In the records that follow, locate every line with "africa" and extract it.

# # # #

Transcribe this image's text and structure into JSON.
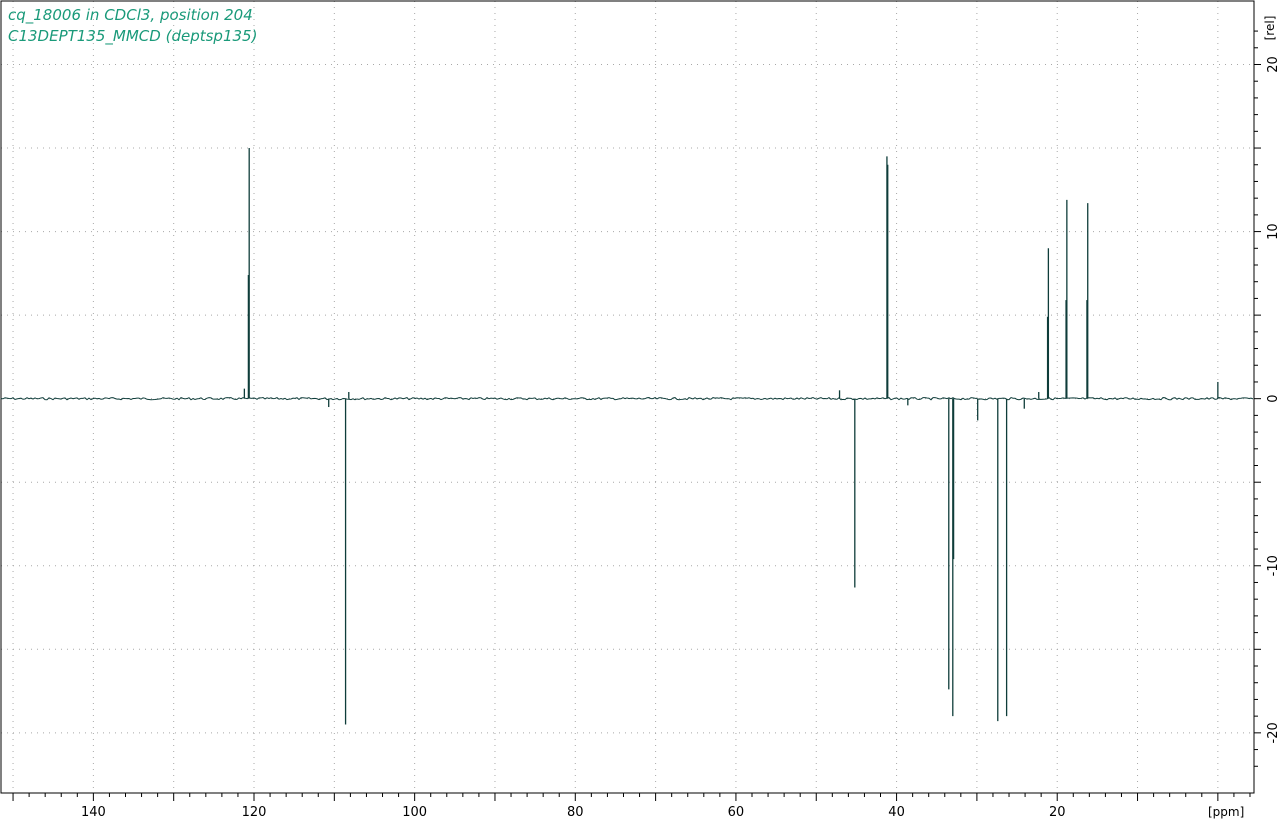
{
  "header": {
    "title_line1": "cq_18006 in CDCl3, position 204",
    "title_line2": "C13DEPT135_MMCD (deptsp135)"
  },
  "colors": {
    "spectrum": "#0f3d3a",
    "title": "#1a9a7a",
    "grid": "#a8a8a8",
    "axis": "#000000"
  },
  "chart_data": {
    "type": "line",
    "title": "cq_18006 in CDCl3, position 204",
    "subtitle": "C13DEPT135_MMCD (deptsp135)",
    "xlabel": "[ppm]",
    "ylabel": "[rel]",
    "xlim": [
      151.5,
      -4.5
    ],
    "ylim": [
      -23.6,
      23.8
    ],
    "x_reversed": true,
    "grid": true,
    "x_ticks": [
      140,
      120,
      100,
      80,
      60,
      40,
      20
    ],
    "x_tick_labels": [
      "140",
      "120",
      "100",
      "80",
      "60",
      "40",
      "20"
    ],
    "y_ticks": [
      20,
      10,
      0,
      -10,
      -20
    ],
    "y_tick_labels": [
      "20",
      "10",
      "0",
      "-10",
      "-20"
    ],
    "series": [
      {
        "peaks": [
          {
            "ppm": 120.6,
            "height": 15.0
          },
          {
            "ppm": 120.7,
            "height": 7.4
          },
          {
            "ppm": 108.6,
            "height": -19.5
          },
          {
            "ppm": 45.2,
            "height": -11.3
          },
          {
            "ppm": 41.2,
            "height": 14.5
          },
          {
            "ppm": 41.1,
            "height": 14.0
          },
          {
            "ppm": 33.5,
            "height": -17.4
          },
          {
            "ppm": 33.0,
            "height": -19.0
          },
          {
            "ppm": 32.9,
            "height": -9.6
          },
          {
            "ppm": 27.4,
            "height": -19.3
          },
          {
            "ppm": 26.3,
            "height": -19.0
          },
          {
            "ppm": 21.1,
            "height": 9.0
          },
          {
            "ppm": 21.2,
            "height": 4.9
          },
          {
            "ppm": 18.8,
            "height": 11.9
          },
          {
            "ppm": 18.9,
            "height": 5.9
          },
          {
            "ppm": 16.2,
            "height": 11.7
          },
          {
            "ppm": 16.3,
            "height": 5.9
          },
          {
            "ppm": 0.0,
            "height": 1.0
          },
          {
            "ppm": 121.2,
            "height": 0.6
          },
          {
            "ppm": 108.2,
            "height": 0.4
          },
          {
            "ppm": 110.7,
            "height": -0.5
          },
          {
            "ppm": 47.1,
            "height": 0.5
          },
          {
            "ppm": 38.6,
            "height": -0.4
          },
          {
            "ppm": 29.9,
            "height": -1.3
          },
          {
            "ppm": 24.1,
            "height": -0.6
          },
          {
            "ppm": 22.3,
            "height": 0.4
          }
        ]
      }
    ]
  }
}
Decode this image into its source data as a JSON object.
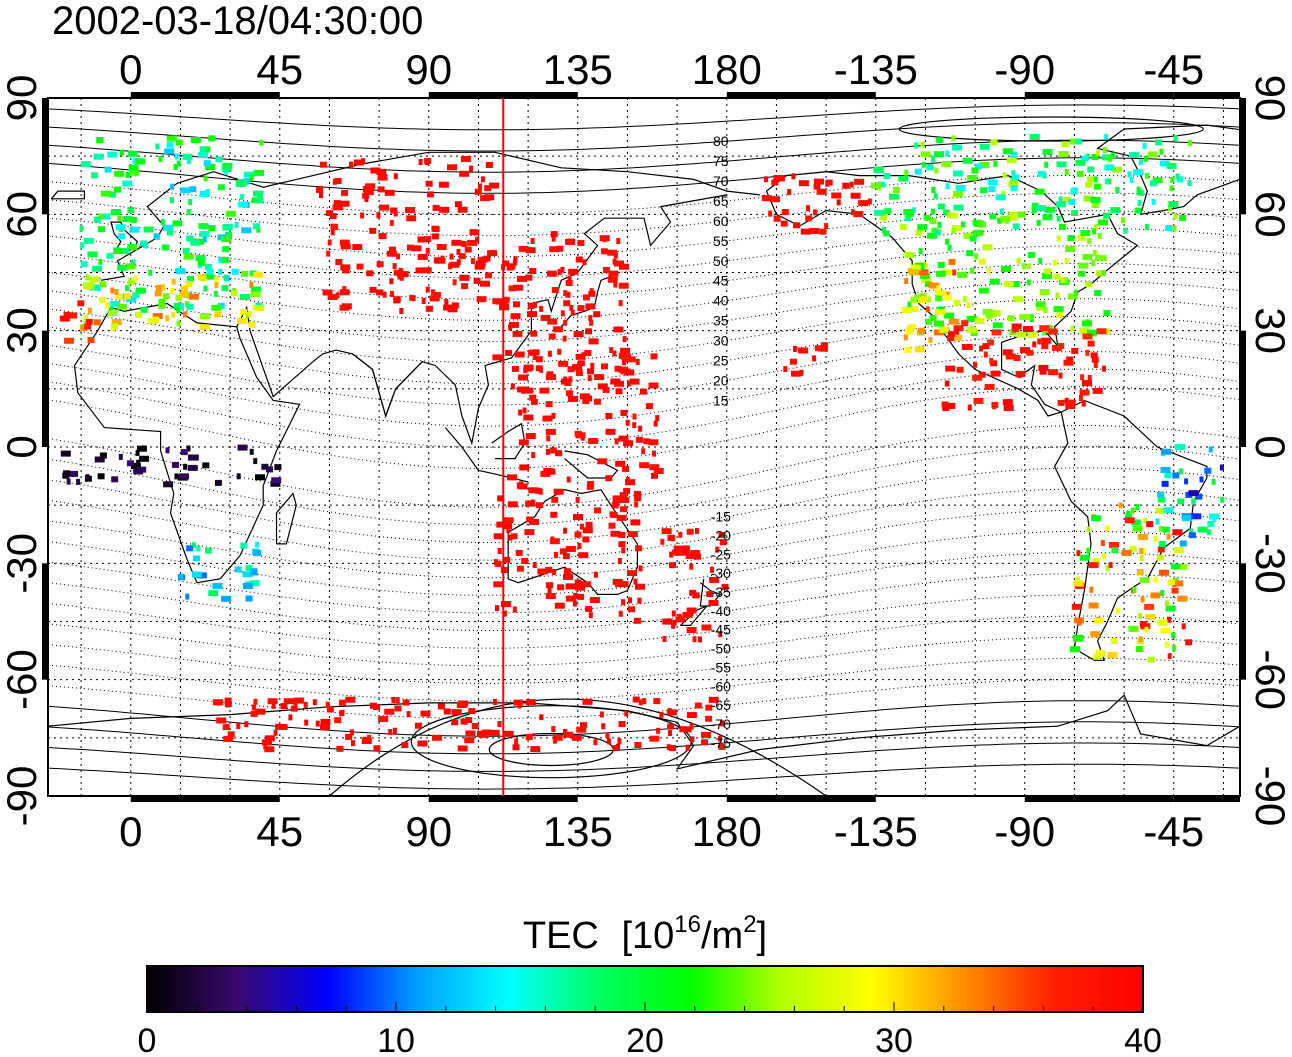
{
  "title": "2002-03-18/04:30:00",
  "lon_labels": [
    "0",
    "45",
    "90",
    "135",
    "180",
    "-135",
    "-90",
    "-45"
  ],
  "lat_labels": [
    "90",
    "60",
    "30",
    "0",
    "-30",
    "-60",
    "-90"
  ],
  "colorbar": {
    "title_main": "TEC",
    "title_unit_prefix": "[10",
    "title_unit_exp": "16",
    "title_unit_mid": "/m",
    "title_unit_exp2": "2",
    "title_unit_suffix": "]",
    "ticks": [
      "0",
      "10",
      "20",
      "30",
      "40"
    ],
    "stops": [
      "#000000",
      "#3a0a6e",
      "#0000ff",
      "#00a0ff",
      "#00ffff",
      "#00ff60",
      "#00ff00",
      "#b0ff00",
      "#ffff00",
      "#ff9000",
      "#ff2000",
      "#ff0000"
    ]
  },
  "contour_labels_north": [
    "80",
    "75",
    "70",
    "65",
    "60",
    "55",
    "50",
    "45",
    "40",
    "35",
    "30",
    "25",
    "20",
    "15"
  ],
  "contour_labels_south": [
    "-15",
    "-20",
    "-25",
    "-30",
    "-35",
    "-40",
    "-45",
    "-50",
    "-55",
    "-60",
    "-65",
    "-70",
    "-75"
  ],
  "map_data": {
    "projection": "equirectangular",
    "lon_range": [
      -25,
      335
    ],
    "lat_range": [
      -90,
      90
    ],
    "marker_longitude": 112.5,
    "marker_color": "#ff0000",
    "tec_range": [
      0,
      40
    ],
    "regions": [
      {
        "name": "europe",
        "lon": [
          -15,
          40
        ],
        "lat": [
          35,
          80
        ],
        "tec": [
          12,
          24
        ]
      },
      {
        "name": "europe-south",
        "lon": [
          -15,
          40
        ],
        "lat": [
          30,
          45
        ],
        "tec": [
          24,
          34
        ]
      },
      {
        "name": "iberia-coast",
        "lon": [
          -20,
          -8
        ],
        "lat": [
          27,
          38
        ],
        "tec": [
          34,
          40
        ]
      },
      {
        "name": "russia-scatter",
        "lon": [
          55,
          110
        ],
        "lat": [
          35,
          75
        ],
        "tec": [
          38,
          40
        ]
      },
      {
        "name": "japan-china",
        "lon": [
          110,
          150
        ],
        "lat": [
          20,
          55
        ],
        "tec": [
          38,
          40
        ]
      },
      {
        "name": "pacific-west",
        "lon": [
          115,
          160
        ],
        "lat": [
          -10,
          25
        ],
        "tec": [
          38,
          40
        ]
      },
      {
        "name": "australia",
        "lon": [
          110,
          155
        ],
        "lat": [
          -45,
          -10
        ],
        "tec": [
          38,
          40
        ]
      },
      {
        "name": "new-zealand",
        "lon": [
          160,
          180
        ],
        "lat": [
          -50,
          -20
        ],
        "tec": [
          38,
          40
        ]
      },
      {
        "name": "alaska",
        "lon": [
          190,
          225
        ],
        "lat": [
          55,
          70
        ],
        "tec": [
          38,
          40
        ]
      },
      {
        "name": "north-america",
        "lon": [
          235,
          295
        ],
        "lat": [
          28,
          60
        ],
        "tec": [
          20,
          28
        ]
      },
      {
        "name": "north-america-west",
        "lon": [
          233,
          250
        ],
        "lat": [
          25,
          50
        ],
        "tec": [
          28,
          36
        ]
      },
      {
        "name": "canada",
        "lon": [
          225,
          320
        ],
        "lat": [
          55,
          80
        ],
        "tec": [
          14,
          26
        ]
      },
      {
        "name": "mexico-caribbean",
        "lon": [
          245,
          295
        ],
        "lat": [
          10,
          32
        ],
        "tec": [
          36,
          40
        ]
      },
      {
        "name": "hawaii",
        "lon": [
          195,
          210
        ],
        "lat": [
          18,
          28
        ],
        "tec": [
          38,
          40
        ]
      },
      {
        "name": "south-america",
        "lon": [
          285,
          320
        ],
        "lat": [
          -55,
          -15
        ],
        "tec": [
          20,
          40
        ]
      },
      {
        "name": "brazil-east",
        "lon": [
          310,
          330
        ],
        "lat": [
          -25,
          0
        ],
        "tec": [
          4,
          20
        ]
      },
      {
        "name": "africa-central",
        "lon": [
          -20,
          45
        ],
        "lat": [
          -10,
          0
        ],
        "tec": [
          0,
          4
        ]
      },
      {
        "name": "south-africa",
        "lon": [
          15,
          40
        ],
        "lat": [
          -40,
          -25
        ],
        "tec": [
          8,
          20
        ]
      },
      {
        "name": "antarctica-coast",
        "lon": [
          25,
          180
        ],
        "lat": [
          -78,
          -65
        ],
        "tec": [
          38,
          40
        ]
      }
    ]
  }
}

# # # #

_Full answer:_
        "name": "africa-central",
        "name": "south-africa",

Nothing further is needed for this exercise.